/---

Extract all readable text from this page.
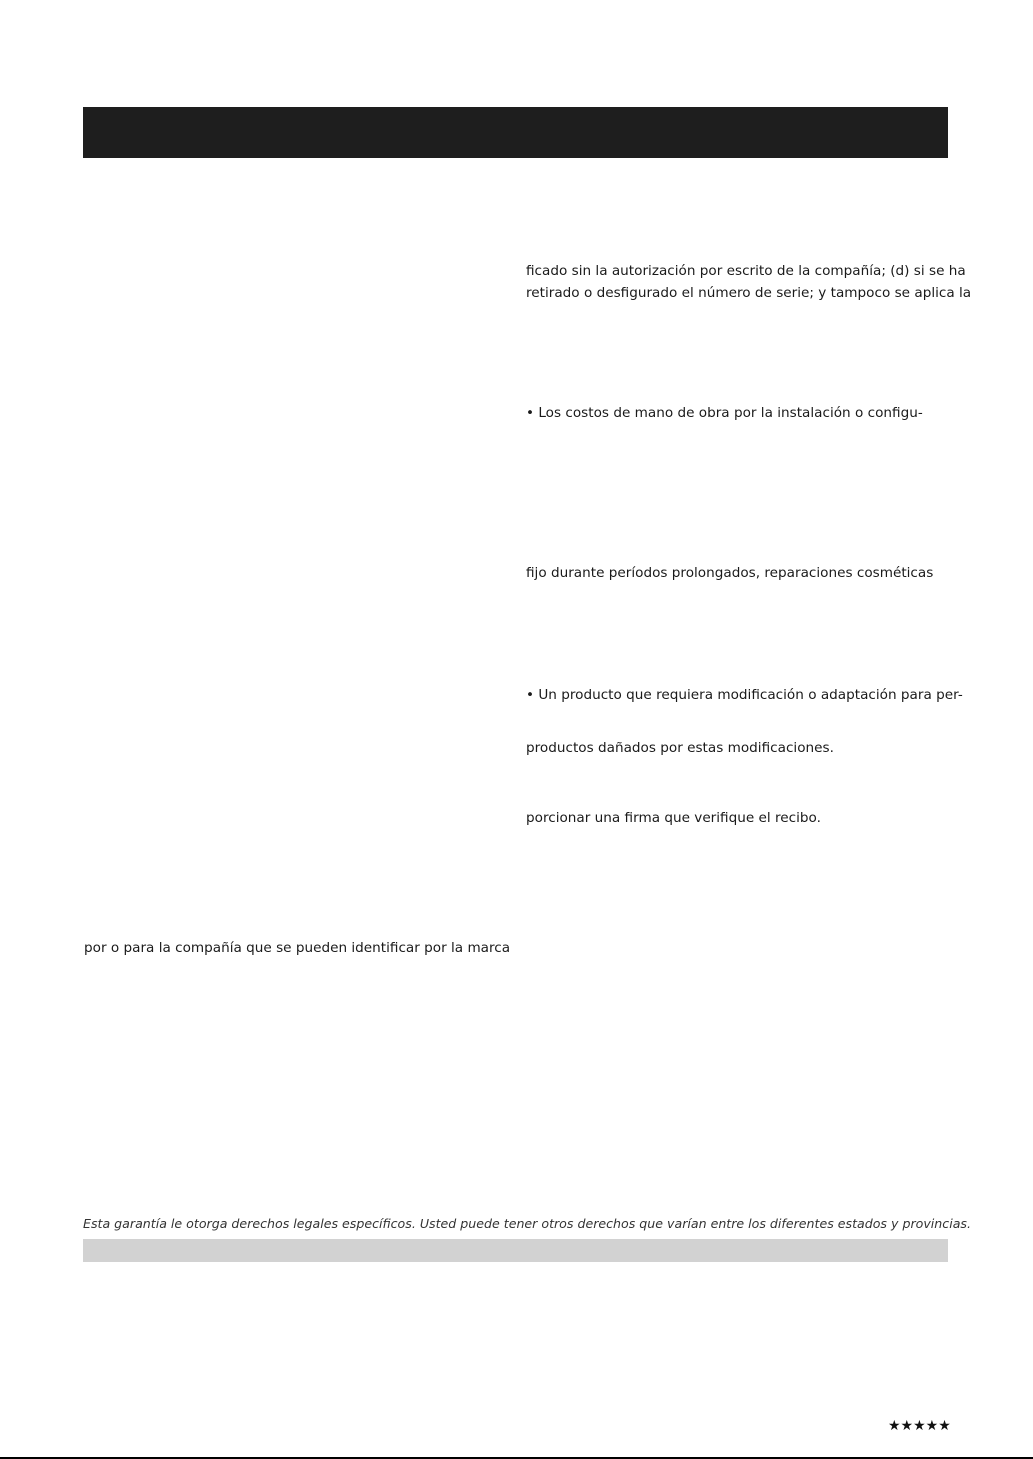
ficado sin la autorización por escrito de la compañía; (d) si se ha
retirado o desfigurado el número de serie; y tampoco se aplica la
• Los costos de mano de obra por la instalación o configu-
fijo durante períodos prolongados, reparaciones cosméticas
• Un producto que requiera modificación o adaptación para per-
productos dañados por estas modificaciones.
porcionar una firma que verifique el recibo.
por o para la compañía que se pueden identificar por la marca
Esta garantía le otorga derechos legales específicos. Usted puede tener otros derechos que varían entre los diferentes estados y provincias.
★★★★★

\---

# Exercise requirements
Leave the pictures out and print the records above exactly as they stand.

# Expected answer
Extract all readable text from this page.
ficado sin la autorización por escrito de la compañía; (d) si se ha
retirado o desfigurado el número de serie; y tampoco se aplica la
• Los costos de mano de obra por la instalación o configu-
fijo durante períodos prolongados, reparaciones cosméticas
• Un producto que requiera modificación o adaptación para per-
productos dañados por estas modificaciones.
porcionar una firma que verifique el recibo.
por o para la compañía que se pueden identificar por la marca
Esta garantía le otorga derechos legales específicos. Usted puede tener otros derechos que varían entre los diferentes estados y provincias.
★★★★★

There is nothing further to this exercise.